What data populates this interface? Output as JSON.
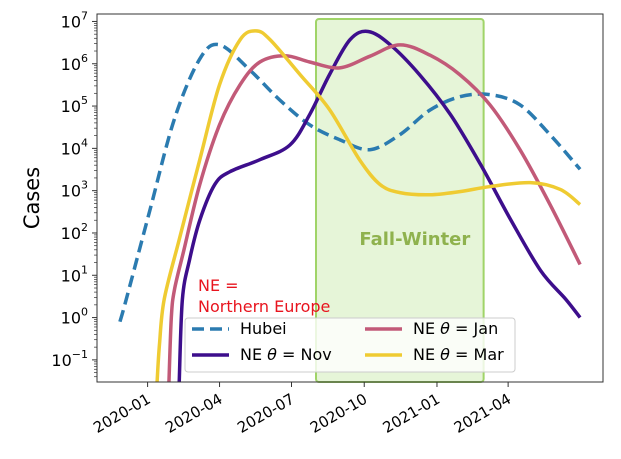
{
  "chart_data": {
    "type": "line",
    "title": "",
    "xlabel": "",
    "ylabel": "Cases",
    "yscale": "log",
    "ylim": [
      0.03,
      15000000
    ],
    "xlim": [
      "2019-10-29",
      "2021-07-30"
    ],
    "grid": false,
    "legend_placement": "lower-center",
    "x_ticks": [
      "2020-01-01",
      "2020-04-01",
      "2020-07-01",
      "2020-10-01",
      "2021-01-01",
      "2021-04-01"
    ],
    "x_tick_labels": [
      "2020-01",
      "2020-04",
      "2020-07",
      "2020-10",
      "2021-01",
      "2021-04"
    ],
    "y_ticks": [
      {
        "value": 10000000,
        "base": "10",
        "exp": "7"
      },
      {
        "value": 1000000,
        "base": "10",
        "exp": "6"
      },
      {
        "value": 100000,
        "base": "10",
        "exp": "5"
      },
      {
        "value": 10000,
        "base": "10",
        "exp": "4"
      },
      {
        "value": 1000,
        "base": "10",
        "exp": "3"
      },
      {
        "value": 100,
        "base": "10",
        "exp": "2"
      },
      {
        "value": 10,
        "base": "10",
        "exp": "1"
      },
      {
        "value": 1,
        "base": "10",
        "exp": "0"
      },
      {
        "value": 0.1,
        "base": "10",
        "exp": "−1"
      }
    ],
    "shaded_region": {
      "label": "Fall-Winter",
      "start": "2020-08-01",
      "end": "2021-03-01",
      "fill": "#e6f5d8",
      "stroke": "#a0d468",
      "label_color": "#8fb24e"
    },
    "annotation": {
      "lines": [
        "NE =",
        "Northern Europe"
      ],
      "color": "#e8141e"
    },
    "series": [
      {
        "name": "Hubei",
        "color": "#2b7bb0",
        "dash": true,
        "points": [
          [
            "2019-11-27",
            0.8
          ],
          [
            "2019-12-05",
            2.7
          ],
          [
            "2020-01-04",
            350
          ],
          [
            "2020-02-04",
            50000
          ],
          [
            "2020-03-07",
            1300000
          ],
          [
            "2020-04-01",
            2800000
          ],
          [
            "2020-05-09",
            720000
          ],
          [
            "2020-06-16",
            140000
          ],
          [
            "2020-07-24",
            36000
          ],
          [
            "2020-08-31",
            16000
          ],
          [
            "2020-10-08",
            9300
          ],
          [
            "2020-11-15",
            21000
          ],
          [
            "2020-12-23",
            80000
          ],
          [
            "2021-01-30",
            166000
          ],
          [
            "2021-03-09",
            186000
          ],
          [
            "2021-04-16",
            107000
          ],
          [
            "2021-05-24",
            21000
          ],
          [
            "2021-07-01",
            3200
          ]
        ]
      },
      {
        "name": "NE θ = Nov",
        "legend_prefix": "NE ",
        "legend_theta": "θ",
        "legend_suffix": " = Nov",
        "color": "#3d0e8c",
        "dash": false,
        "points": [
          [
            "2020-02-10",
            0.03
          ],
          [
            "2020-02-14",
            2.7
          ],
          [
            "2020-02-23",
            23
          ],
          [
            "2020-03-07",
            200
          ],
          [
            "2020-03-26",
            1400
          ],
          [
            "2020-04-14",
            2800
          ],
          [
            "2020-05-22",
            5400
          ],
          [
            "2020-06-29",
            12000
          ],
          [
            "2020-07-24",
            63000
          ],
          [
            "2020-08-18",
            550000
          ],
          [
            "2020-09-13",
            3700000
          ],
          [
            "2020-10-06",
            5800000
          ],
          [
            "2020-11-03",
            2800000
          ],
          [
            "2020-12-10",
            550000
          ],
          [
            "2021-01-18",
            63000
          ],
          [
            "2021-02-25",
            4200
          ],
          [
            "2021-04-04",
            210
          ],
          [
            "2021-05-12",
            13
          ],
          [
            "2021-06-13",
            2.7
          ],
          [
            "2021-07-01",
            1.0
          ]
        ]
      },
      {
        "name": "NE θ = Jan",
        "legend_prefix": "NE ",
        "legend_theta": "θ",
        "legend_suffix": " = Jan",
        "color": "#c25a78",
        "dash": false,
        "points": [
          [
            "2020-01-28",
            0.03
          ],
          [
            "2020-01-31",
            1.0
          ],
          [
            "2020-02-04",
            4.6
          ],
          [
            "2020-02-16",
            40
          ],
          [
            "2020-03-07",
            1400
          ],
          [
            "2020-04-01",
            36000
          ],
          [
            "2020-04-27",
            320000
          ],
          [
            "2020-05-22",
            1100000
          ],
          [
            "2020-06-23",
            1550000
          ],
          [
            "2020-07-24",
            1100000
          ],
          [
            "2020-08-31",
            800000
          ],
          [
            "2020-10-08",
            1500000
          ],
          [
            "2020-11-15",
            2800000
          ],
          [
            "2020-12-23",
            1600000
          ],
          [
            "2021-01-30",
            550000
          ],
          [
            "2021-03-09",
            107000
          ],
          [
            "2021-04-16",
            9300
          ],
          [
            "2021-05-24",
            470
          ],
          [
            "2021-07-01",
            18
          ]
        ]
      },
      {
        "name": "NE θ = Mar",
        "legend_prefix": "NE ",
        "legend_theta": "θ",
        "legend_suffix": " = Mar",
        "color": "#efcb32",
        "dash": false,
        "points": [
          [
            "2020-01-13",
            0.03
          ],
          [
            "2020-01-16",
            0.23
          ],
          [
            "2020-01-22",
            2.7
          ],
          [
            "2020-02-10",
            70
          ],
          [
            "2020-03-07",
            5400
          ],
          [
            "2020-04-01",
            320000
          ],
          [
            "2020-04-27",
            3700000
          ],
          [
            "2020-05-17",
            6000000
          ],
          [
            "2020-06-04",
            3700000
          ],
          [
            "2020-07-12",
            550000
          ],
          [
            "2020-08-18",
            83000
          ],
          [
            "2020-09-25",
            5400
          ],
          [
            "2020-10-21",
            1400
          ],
          [
            "2020-11-15",
            900
          ],
          [
            "2020-12-23",
            800
          ],
          [
            "2021-01-30",
            950
          ],
          [
            "2021-03-09",
            1250
          ],
          [
            "2021-04-29",
            1550
          ],
          [
            "2021-06-06",
            1070
          ],
          [
            "2021-07-01",
            470
          ]
        ]
      }
    ]
  }
}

────────────────────

* _AIM_:
Without the pictures, return the entries exactly as they appear.

* _EXERCISE RESULT_:
What data populates this interface? Output as JSON.
{
  "chart_data": {
    "type": "line",
    "title": "",
    "xlabel": "",
    "ylabel": "Cases",
    "yscale": "log",
    "ylim": [
      0.03,
      15000000
    ],
    "xlim": [
      "2019-10-29",
      "2021-07-30"
    ],
    "grid": false,
    "legend_placement": "lower-center",
    "x_ticks": [
      "2020-01-01",
      "2020-04-01",
      "2020-07-01",
      "2020-10-01",
      "2021-01-01",
      "2021-04-01"
    ],
    "x_tick_labels": [
      "2020-01",
      "2020-04",
      "2020-07",
      "2020-10",
      "2021-01",
      "2021-04"
    ],
    "y_ticks": [
      {
        "value": 10000000,
        "base": "10",
        "exp": "7"
      },
      {
        "value": 1000000,
        "base": "10",
        "exp": "6"
      },
      {
        "value": 100000,
        "base": "10",
        "exp": "5"
      },
      {
        "value": 10000,
        "base": "10",
        "exp": "4"
      },
      {
        "value": 1000,
        "base": "10",
        "exp": "3"
      },
      {
        "value": 100,
        "base": "10",
        "exp": "2"
      },
      {
        "value": 10,
        "base": "10",
        "exp": "1"
      },
      {
        "value": 1,
        "base": "10",
        "exp": "0"
      },
      {
        "value": 0.1,
        "base": "10",
        "exp": "−1"
      }
    ],
    "shaded_region": {
      "label": "Fall-Winter",
      "start": "2020-08-01",
      "end": "2021-03-01",
      "fill": "#e6f5d8",
      "stroke": "#a0d468",
      "label_color": "#8fb24e"
    },
    "annotation": {
      "lines": [
        "NE =",
        "Northern Europe"
      ],
      "color": "#e8141e"
    },
    "series": [
      {
        "name": "Hubei",
        "color": "#2b7bb0",
        "dash": true,
        "points": [
          [
            "2019-11-27",
            0.8
          ],
          [
            "2019-12-05",
            2.7
          ],
          [
            "2020-01-04",
            350
          ],
          [
            "2020-02-04",
            50000
          ],
          [
            "2020-03-07",
            1300000
          ],
          [
            "2020-04-01",
            2800000
          ],
          [
            "2020-05-09",
            720000
          ],
          [
            "2020-06-16",
            140000
          ],
          [
            "2020-07-24",
            36000
          ],
          [
            "2020-08-31",
            16000
          ],
          [
            "2020-10-08",
            9300
          ],
          [
            "2020-11-15",
            21000
          ],
          [
            "2020-12-23",
            80000
          ],
          [
            "2021-01-30",
            166000
          ],
          [
            "2021-03-09",
            186000
          ],
          [
            "2021-04-16",
            107000
          ],
          [
            "2021-05-24",
            21000
          ],
          [
            "2021-07-01",
            3200
          ]
        ]
      },
      {
        "name": "NE θ = Nov",
        "legend_prefix": "NE ",
        "legend_theta": "θ",
        "legend_suffix": " = Nov",
        "color": "#3d0e8c",
        "dash": false,
        "points": [
          [
            "2020-02-10",
            0.03
          ],
          [
            "2020-02-14",
            2.7
          ],
          [
            "2020-02-23",
            23
          ],
          [
            "2020-03-07",
            200
          ],
          [
            "2020-03-26",
            1400
          ],
          [
            "2020-04-14",
            2800
          ],
          [
            "2020-05-22",
            5400
          ],
          [
            "2020-06-29",
            12000
          ],
          [
            "2020-07-24",
            63000
          ],
          [
            "2020-08-18",
            550000
          ],
          [
            "2020-09-13",
            3700000
          ],
          [
            "2020-10-06",
            5800000
          ],
          [
            "2020-11-03",
            2800000
          ],
          [
            "2020-12-10",
            550000
          ],
          [
            "2021-01-18",
            63000
          ],
          [
            "2021-02-25",
            4200
          ],
          [
            "2021-04-04",
            210
          ],
          [
            "2021-05-12",
            13
          ],
          [
            "2021-06-13",
            2.7
          ],
          [
            "2021-07-01",
            1.0
          ]
        ]
      },
      {
        "name": "NE θ = Jan",
        "legend_prefix": "NE ",
        "legend_theta": "θ",
        "legend_suffix": " = Jan",
        "color": "#c25a78",
        "dash": false,
        "points": [
          [
            "2020-01-28",
            0.03
          ],
          [
            "2020-01-31",
            1.0
          ],
          [
            "2020-02-04",
            4.6
          ],
          [
            "2020-02-16",
            40
          ],
          [
            "2020-03-07",
            1400
          ],
          [
            "2020-04-01",
            36000
          ],
          [
            "2020-04-27",
            320000
          ],
          [
            "2020-05-22",
            1100000
          ],
          [
            "2020-06-23",
            1550000
          ],
          [
            "2020-07-24",
            1100000
          ],
          [
            "2020-08-31",
            800000
          ],
          [
            "2020-10-08",
            1500000
          ],
          [
            "2020-11-15",
            2800000
          ],
          [
            "2020-12-23",
            1600000
          ],
          [
            "2021-01-30",
            550000
          ],
          [
            "2021-03-09",
            107000
          ],
          [
            "2021-04-16",
            9300
          ],
          [
            "2021-05-24",
            470
          ],
          [
            "2021-07-01",
            18
          ]
        ]
      },
      {
        "name": "NE θ = Mar",
        "legend_prefix": "NE ",
        "legend_theta": "θ",
        "legend_suffix": " = Mar",
        "color": "#efcb32",
        "dash": false,
        "points": [
          [
            "2020-01-13",
            0.03
          ],
          [
            "2020-01-16",
            0.23
          ],
          [
            "2020-01-22",
            2.7
          ],
          [
            "2020-02-10",
            70
          ],
          [
            "2020-03-07",
            5400
          ],
          [
            "2020-04-01",
            320000
          ],
          [
            "2020-04-27",
            3700000
          ],
          [
            "2020-05-17",
            6000000
          ],
          [
            "2020-06-04",
            3700000
          ],
          [
            "2020-07-12",
            550000
          ],
          [
            "2020-08-18",
            83000
          ],
          [
            "2020-09-25",
            5400
          ],
          [
            "2020-10-21",
            1400
          ],
          [
            "2020-11-15",
            900
          ],
          [
            "2020-12-23",
            800
          ],
          [
            "2021-01-30",
            950
          ],
          [
            "2021-03-09",
            1250
          ],
          [
            "2021-04-29",
            1550
          ],
          [
            "2021-06-06",
            1070
          ],
          [
            "2021-07-01",
            470
          ]
        ]
      }
    ]
  }
}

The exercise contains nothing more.